READING TEXT:
== Segment start ==
- Born: 20 October 1935 Shebel, Shewa Province, Ethiopian Empire (now Shebel, Oromia Region, Ethiopia)
- Died: 4 July 2021 (aged 85) St. Paul's Hospital, Addis Ababa, Ethiopia
- Burial place: Holy Trinity Cathedral, Addis Ababa, Ethiopia
- Occupation: Humanitarian
- Years active: 1973–2021
- Organization: Abebech Gobena Charity

= Abebech Gobena =

Ethiopian humanitarian (1935–2021)

Abebech Gobena (Amharic: አበበች ጎበና; Afan Oromo: Abbabach Goobanaa; 20 October 1935 – 4 July 2021) was an Ethiopian humanitarian, and the founder and manager of AGOHELMA, now rebranded as Abebech Gobena Charity, one of the oldest orphanages in Ethiopia. She was often called the "Mother Teresa of Africa".

==Life and career==
Abebech was born on 20 October 1935, in a small rural village in Oromia Region, North shoa, called Shebel. Her father was killed during the Second Italo-Ethiopian War, so she was raised by her grandparents until the age of nine. At the age of 10, she was married without her consent, but she ran away to the capital, Addis Ababa. There, she managed to get basic education and later worked as a quality controller at a coffee and grain company.

She went to Gishen Mariam, Wollo Province, for pilgrimage in 1973. At the time, the area was severely stricken by famine. In a feeding center, Gobena saw a child next to her dead mother. She distributed the only thing she had to other victims, a loaf of bread and five liters of holy water, and brought the child along with another orphan to her home in Addis Ababa. In one year, she brought 21 children to her home.
== Segment end ==
REQUIRED TASKS:
• a. Translate this sentence from the Abebech Gobena biography into Spanish: "At the time, the area was severely stricken by famine."
• b. Write down the stretch of the Abebech Gobena biography from "- Died: 4 July" through "Ethiopian humanitarian (1935–2021)", word for word.
• c. Pick up the Abebech Gobena biography after its last sentence and keep writing it.

SUPPLIED INFORMATION:
== Segment start ==
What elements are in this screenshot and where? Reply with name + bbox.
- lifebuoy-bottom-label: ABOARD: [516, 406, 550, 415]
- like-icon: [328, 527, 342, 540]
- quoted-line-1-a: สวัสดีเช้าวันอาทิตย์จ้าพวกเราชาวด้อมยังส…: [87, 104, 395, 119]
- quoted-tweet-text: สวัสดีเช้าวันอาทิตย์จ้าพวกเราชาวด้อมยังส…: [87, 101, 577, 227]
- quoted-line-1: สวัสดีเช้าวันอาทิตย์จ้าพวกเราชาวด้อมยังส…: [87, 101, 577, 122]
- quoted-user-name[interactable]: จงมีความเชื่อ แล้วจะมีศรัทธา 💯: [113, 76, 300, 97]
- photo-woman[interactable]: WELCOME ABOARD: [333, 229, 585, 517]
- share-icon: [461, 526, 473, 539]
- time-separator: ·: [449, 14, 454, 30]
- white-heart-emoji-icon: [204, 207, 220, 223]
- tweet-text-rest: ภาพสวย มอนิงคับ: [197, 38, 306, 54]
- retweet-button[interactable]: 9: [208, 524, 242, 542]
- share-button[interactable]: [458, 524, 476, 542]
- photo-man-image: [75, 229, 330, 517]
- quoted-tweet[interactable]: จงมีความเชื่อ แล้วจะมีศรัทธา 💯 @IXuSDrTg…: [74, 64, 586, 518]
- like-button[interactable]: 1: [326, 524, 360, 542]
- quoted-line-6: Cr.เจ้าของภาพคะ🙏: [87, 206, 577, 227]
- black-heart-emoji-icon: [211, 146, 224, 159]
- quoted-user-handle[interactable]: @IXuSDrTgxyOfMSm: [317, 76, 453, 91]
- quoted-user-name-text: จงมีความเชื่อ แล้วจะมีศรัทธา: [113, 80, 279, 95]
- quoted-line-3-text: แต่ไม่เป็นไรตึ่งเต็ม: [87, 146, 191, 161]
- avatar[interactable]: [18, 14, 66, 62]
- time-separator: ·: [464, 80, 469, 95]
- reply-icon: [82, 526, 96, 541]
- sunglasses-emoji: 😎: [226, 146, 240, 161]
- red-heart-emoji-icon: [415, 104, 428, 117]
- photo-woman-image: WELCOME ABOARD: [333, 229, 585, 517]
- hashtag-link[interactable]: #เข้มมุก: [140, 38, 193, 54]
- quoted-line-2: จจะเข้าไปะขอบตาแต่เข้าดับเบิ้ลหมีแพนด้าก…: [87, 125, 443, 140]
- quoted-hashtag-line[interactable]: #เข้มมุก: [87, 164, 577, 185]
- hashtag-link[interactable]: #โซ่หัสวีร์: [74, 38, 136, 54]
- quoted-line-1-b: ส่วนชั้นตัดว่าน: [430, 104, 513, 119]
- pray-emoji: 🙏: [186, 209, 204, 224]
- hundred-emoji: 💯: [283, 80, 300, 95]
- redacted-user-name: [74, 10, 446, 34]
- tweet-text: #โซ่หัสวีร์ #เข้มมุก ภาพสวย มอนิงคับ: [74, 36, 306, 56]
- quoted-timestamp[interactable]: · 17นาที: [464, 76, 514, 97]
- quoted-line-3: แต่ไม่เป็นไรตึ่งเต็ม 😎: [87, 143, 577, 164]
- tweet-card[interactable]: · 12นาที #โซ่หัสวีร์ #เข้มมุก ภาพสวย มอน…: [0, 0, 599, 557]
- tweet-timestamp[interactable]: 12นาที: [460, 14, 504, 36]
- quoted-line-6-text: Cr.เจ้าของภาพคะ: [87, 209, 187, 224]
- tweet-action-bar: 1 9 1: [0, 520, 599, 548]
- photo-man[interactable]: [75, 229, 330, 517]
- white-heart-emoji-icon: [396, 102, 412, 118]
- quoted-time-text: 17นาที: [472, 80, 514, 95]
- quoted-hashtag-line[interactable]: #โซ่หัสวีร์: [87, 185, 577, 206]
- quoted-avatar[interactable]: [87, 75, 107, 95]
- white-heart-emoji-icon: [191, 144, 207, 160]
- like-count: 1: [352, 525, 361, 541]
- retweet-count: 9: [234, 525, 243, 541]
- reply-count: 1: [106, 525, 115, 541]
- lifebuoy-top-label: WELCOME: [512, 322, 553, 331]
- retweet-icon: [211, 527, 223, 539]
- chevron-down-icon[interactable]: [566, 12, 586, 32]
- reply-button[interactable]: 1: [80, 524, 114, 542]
== Segment end ==
ANSWERS TO THIS EXERCISE:
• a. En aquel momento, la zona estaba gravemente azotada por la hambruna.

• b.
- Died: 4 July 2021 (aged 85) St. Paul's Hospital, Addis Ababa, Ethiopia
- Burial place: Holy Trinity Cathedral, Addis Ababa, Ethiopia
- Occupation: Humanitarian
- Years active: 1973–2021
- Organization: Abebech Gobena Charity

= Abebech Gobena =

Ethiopian humanitarian (1935–2021)

• c.
Abebech Gobena Yehetsanat Kebekebena limat Mahber (AGOHELMA) was founded by Abebech in 1980 and has become one of the earliest orphanages serving youth in the Ethiopia. AGOHELMA provides various services in addition to the orphanage itself, including formal and non-formal education, HIV/AIDS prevention activities, habitat improvement and infrastructure development, empowerment of women, among others. Additionally, it provides institutional care for 150 orphans. Since its establishment, over 12,000 needy children have been supported by the association with over 1.5 million people having benefited either directly or indirectly from the association in different regions of the country.

In June 2021, Abebech's health worsened from COVID-19 and she was hospitalized at St. Paul's Hospital in Addis Ababa. However, she died from the complications on 4 July 2021.
Her burial took place on 6 July at Holy Trinity Cathedral with government officials and mourners. Patriarch of the Ethiopian Orthodox Church Abune Matias, President of Oromia Region Shimelis Abdisa, Deputy Mayor of Addis Ababa Adanech Abebe and other public figures also attended the funeral.